── Records for the exercise ──

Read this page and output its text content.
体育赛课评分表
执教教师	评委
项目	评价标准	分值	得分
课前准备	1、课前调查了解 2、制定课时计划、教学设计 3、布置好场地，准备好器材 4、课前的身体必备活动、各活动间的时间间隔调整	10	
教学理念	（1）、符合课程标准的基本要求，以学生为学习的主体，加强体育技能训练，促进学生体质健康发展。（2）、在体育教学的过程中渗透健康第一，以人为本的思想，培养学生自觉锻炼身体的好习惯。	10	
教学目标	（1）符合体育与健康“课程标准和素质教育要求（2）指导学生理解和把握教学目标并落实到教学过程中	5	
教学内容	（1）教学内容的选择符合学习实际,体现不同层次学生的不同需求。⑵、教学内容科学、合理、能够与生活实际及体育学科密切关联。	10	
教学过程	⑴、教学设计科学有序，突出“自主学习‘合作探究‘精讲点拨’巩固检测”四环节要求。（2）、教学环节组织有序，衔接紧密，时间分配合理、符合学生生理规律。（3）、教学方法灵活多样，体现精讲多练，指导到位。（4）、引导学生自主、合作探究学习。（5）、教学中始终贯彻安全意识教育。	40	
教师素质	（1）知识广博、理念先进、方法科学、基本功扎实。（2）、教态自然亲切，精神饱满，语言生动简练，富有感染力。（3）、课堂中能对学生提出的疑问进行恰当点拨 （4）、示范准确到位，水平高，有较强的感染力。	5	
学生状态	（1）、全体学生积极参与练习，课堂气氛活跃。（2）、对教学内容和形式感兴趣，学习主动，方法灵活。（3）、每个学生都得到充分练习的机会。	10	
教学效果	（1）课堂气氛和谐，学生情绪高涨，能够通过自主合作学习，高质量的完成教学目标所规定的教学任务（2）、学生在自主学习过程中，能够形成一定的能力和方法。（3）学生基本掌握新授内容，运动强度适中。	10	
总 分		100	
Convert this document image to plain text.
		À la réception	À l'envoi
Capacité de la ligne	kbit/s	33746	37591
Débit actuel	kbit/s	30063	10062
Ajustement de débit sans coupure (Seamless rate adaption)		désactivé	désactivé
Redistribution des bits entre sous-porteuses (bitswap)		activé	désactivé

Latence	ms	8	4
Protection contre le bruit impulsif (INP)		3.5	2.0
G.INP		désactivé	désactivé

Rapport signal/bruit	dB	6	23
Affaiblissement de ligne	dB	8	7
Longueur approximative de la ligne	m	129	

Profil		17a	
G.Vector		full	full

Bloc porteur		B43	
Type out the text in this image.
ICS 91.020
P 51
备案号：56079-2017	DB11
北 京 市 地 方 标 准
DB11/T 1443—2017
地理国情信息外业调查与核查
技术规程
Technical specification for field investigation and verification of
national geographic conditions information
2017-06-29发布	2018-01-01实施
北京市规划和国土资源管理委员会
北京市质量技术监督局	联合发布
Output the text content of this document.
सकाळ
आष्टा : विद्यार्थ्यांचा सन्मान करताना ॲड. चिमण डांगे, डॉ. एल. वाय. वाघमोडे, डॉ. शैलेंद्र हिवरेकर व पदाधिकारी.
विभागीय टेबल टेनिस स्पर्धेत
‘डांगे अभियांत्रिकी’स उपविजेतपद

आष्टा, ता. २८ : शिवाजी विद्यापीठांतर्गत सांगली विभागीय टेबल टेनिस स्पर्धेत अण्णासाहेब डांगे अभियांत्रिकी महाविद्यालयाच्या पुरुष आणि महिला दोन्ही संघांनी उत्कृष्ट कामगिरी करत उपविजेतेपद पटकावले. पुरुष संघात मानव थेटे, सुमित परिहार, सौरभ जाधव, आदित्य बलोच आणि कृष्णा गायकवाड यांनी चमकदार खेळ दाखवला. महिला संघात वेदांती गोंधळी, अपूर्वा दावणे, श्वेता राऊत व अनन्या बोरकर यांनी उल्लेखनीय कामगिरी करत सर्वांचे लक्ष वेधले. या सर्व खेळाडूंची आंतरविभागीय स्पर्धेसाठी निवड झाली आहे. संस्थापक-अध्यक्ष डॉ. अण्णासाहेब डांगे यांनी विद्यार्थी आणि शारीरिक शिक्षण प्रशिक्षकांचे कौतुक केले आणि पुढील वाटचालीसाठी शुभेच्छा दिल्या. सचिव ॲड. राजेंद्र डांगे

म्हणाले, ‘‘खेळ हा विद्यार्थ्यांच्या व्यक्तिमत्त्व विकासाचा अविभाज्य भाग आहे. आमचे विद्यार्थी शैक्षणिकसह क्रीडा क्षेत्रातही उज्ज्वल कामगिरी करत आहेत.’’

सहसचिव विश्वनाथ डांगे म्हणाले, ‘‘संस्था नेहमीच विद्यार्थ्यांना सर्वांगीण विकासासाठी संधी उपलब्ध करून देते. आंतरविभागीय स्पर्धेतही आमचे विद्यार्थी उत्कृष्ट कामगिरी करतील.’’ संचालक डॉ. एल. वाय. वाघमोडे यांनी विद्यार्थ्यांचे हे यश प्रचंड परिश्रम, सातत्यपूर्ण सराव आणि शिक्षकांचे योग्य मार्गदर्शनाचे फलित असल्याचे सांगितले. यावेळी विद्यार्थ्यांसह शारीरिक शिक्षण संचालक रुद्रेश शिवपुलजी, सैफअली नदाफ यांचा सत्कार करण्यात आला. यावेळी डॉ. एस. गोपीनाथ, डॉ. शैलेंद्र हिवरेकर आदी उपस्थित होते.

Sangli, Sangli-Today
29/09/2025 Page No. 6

───

*What you will do*: Copy all data exactly, start to finish.

*Correct output*:
Read this page and output its text content.
体育赛课评分表
执教教师	评委
项目	评价标准	分值	得分
课前准备	1、课前调查了解 2、制定课时计划、教学设计 3、布置好场地，准备好器材 4、课前的身体必备活动、各活动间的时间间隔调整	10	
教学理念	（1）、符合课程标准的基本要求，以学生为学习的主体，加强体育技能训练，促进学生体质健康发展。（2）、在体育教学的过程中渗透健康第一，以人为本的思想，培养学生自觉锻炼身体的好习惯。	10	
教学目标	（1）符合体育与健康“课程标准和素质教育要求（2）指导学生理解和把握教学目标并落实到教学过程中	5	
教学内容	（1）教学内容的选择符合学习实际,体现不同层次学生的不同需求。⑵、教学内容科学、合理、能够与生活实际及体育学科密切关联。	10	
教学过程	⑴、教学设计科学有序，突出“自主学习‘合作探究‘精讲点拨’巩固检测”四环节要求。（2）、教学环节组织有序，衔接紧密，时间分配合理、符合学生生理规律。（3）、教学方法灵活多样，体现精讲多练，指导到位。（4）、引导学生自主、合作探究学习。（5）、教学中始终贯彻安全意识教育。	40	
教师素质	（1）知识广博、理念先进、方法科学、基本功扎实。（2）、教态自然亲切，精神饱满，语言生动简练，富有感染力。（3）、课堂中能对学生提出的疑问进行恰当点拨 （4）、示范准确到位，水平高，有较强的感染力。	5	
学生状态	（1）、全体学生积极参与练习，课堂气氛活跃。（2）、对教学内容和形式感兴趣，学习主动，方法灵活。（3）、每个学生都得到充分练习的机会。	10	
教学效果	（1）课堂气氛和谐，学生情绪高涨，能够通过自主合作学习，高质量的完成教学目标所规定的教学任务（2）、学生在自主学习过程中，能够形成一定的能力和方法。（3）学生基本掌握新授内容，运动强度适中。	10	
总 分		100	
Convert this document image to plain text.
		À la réception	À l'envoi
Capacité de la ligne	kbit/s	33746	37591
Débit actuel	kbit/s	30063	10062
Ajustement de débit sans coupure (Seamless rate adaption)		désactivé	désactivé
Redistribution des bits entre sous-porteuses (bitswap)		activé	désactivé

Latence	ms	8	4
Protection contre le bruit impulsif (INP)		3.5	2.0
G.INP		désactivé	désactivé

Rapport signal/bruit	dB	6	23
Affaiblissement de ligne	dB	8	7
Longueur approximative de la ligne	m	129	

Profil		17a	
G.Vector		full	full

Bloc porteur		B43	
Type out the text in this image.
ICS 91.020
P 51
备案号：56079-2017	DB11
北 京 市 地 方 标 准
DB11/T 1443—2017
地理国情信息外业调查与核查
技术规程
Technical specification for field investigation and verification of
national geographic conditions information
2017-06-29发布	2018-01-01实施
北京市规划和国土资源管理委员会
北京市质量技术监督局	联合发布
Output the text content of this document.
सकाळ
आष्टा : विद्यार्थ्यांचा सन्मान करताना ॲड. चिमण डांगे, डॉ. एल. वाय. वाघमोडे, डॉ. शैलेंद्र हिवरेकर व पदाधिकारी.
विभागीय टेबल टेनिस स्पर्धेत
‘डांगे अभियांत्रिकी’स उपविजेतपद

आष्टा, ता. २८ : शिवाजी विद्यापीठांतर्गत सांगली विभागीय टेबल टेनिस स्पर्धेत अण्णासाहेब डांगे अभियांत्रिकी महाविद्यालयाच्या पुरुष आणि महिला दोन्ही संघांनी उत्कृष्ट कामगिरी करत उपविजेतेपद पटकावले. पुरुष संघात मानव थेटे, सुमित परिहार, सौरभ जाधव, आदित्य बलोच आणि कृष्णा गायकवाड यांनी चमकदार खेळ दाखवला. महिला संघात वेदांती गोंधळी, अपूर्वा दावणे, श्वेता राऊत व अनन्या बोरकर यांनी उल्लेखनीय कामगिरी करत सर्वांचे लक्ष वेधले. या सर्व खेळाडूंची आंतरविभागीय स्पर्धेसाठी निवड झाली आहे. संस्थापक-अध्यक्ष डॉ. अण्णासाहेब डांगे यांनी विद्यार्थी आणि शारीरिक शिक्षण प्रशिक्षकांचे कौतुक केले आणि पुढील वाटचालीसाठी शुभेच्छा दिल्या. सचिव ॲड. राजेंद्र डांगे

म्हणाले, ‘‘खेळ हा विद्यार्थ्यांच्या व्यक्तिमत्त्व विकासाचा अविभाज्य भाग आहे. आमचे विद्यार्थी शैक्षणिकसह क्रीडा क्षेत्रातही उज्ज्वल कामगिरी करत आहेत.’’

सहसचिव विश्वनाथ डांगे म्हणाले, ‘‘संस्था नेहमीच विद्यार्थ्यांना सर्वांगीण विकासासाठी संधी उपलब्ध करून देते. आंतरविभागीय स्पर्धेतही आमचे विद्यार्थी उत्कृष्ट कामगिरी करतील.’’ संचालक डॉ. एल. वाय. वाघमोडे यांनी विद्यार्थ्यांचे हे यश प्रचंड परिश्रम, सातत्यपूर्ण सराव आणि शिक्षकांचे योग्य मार्गदर्शनाचे फलित असल्याचे सांगितले. यावेळी विद्यार्थ्यांसह शारीरिक शिक्षण संचालक रुद्रेश शिवपुलजी, सैफअली नदाफ यांचा सत्कार करण्यात आला. यावेळी डॉ. एस. गोपीनाथ, डॉ. शैलेंद्र हिवरेकर आदी उपस्थित होते.

Sangli, Sangli-Today
29/09/2025 Page No. 6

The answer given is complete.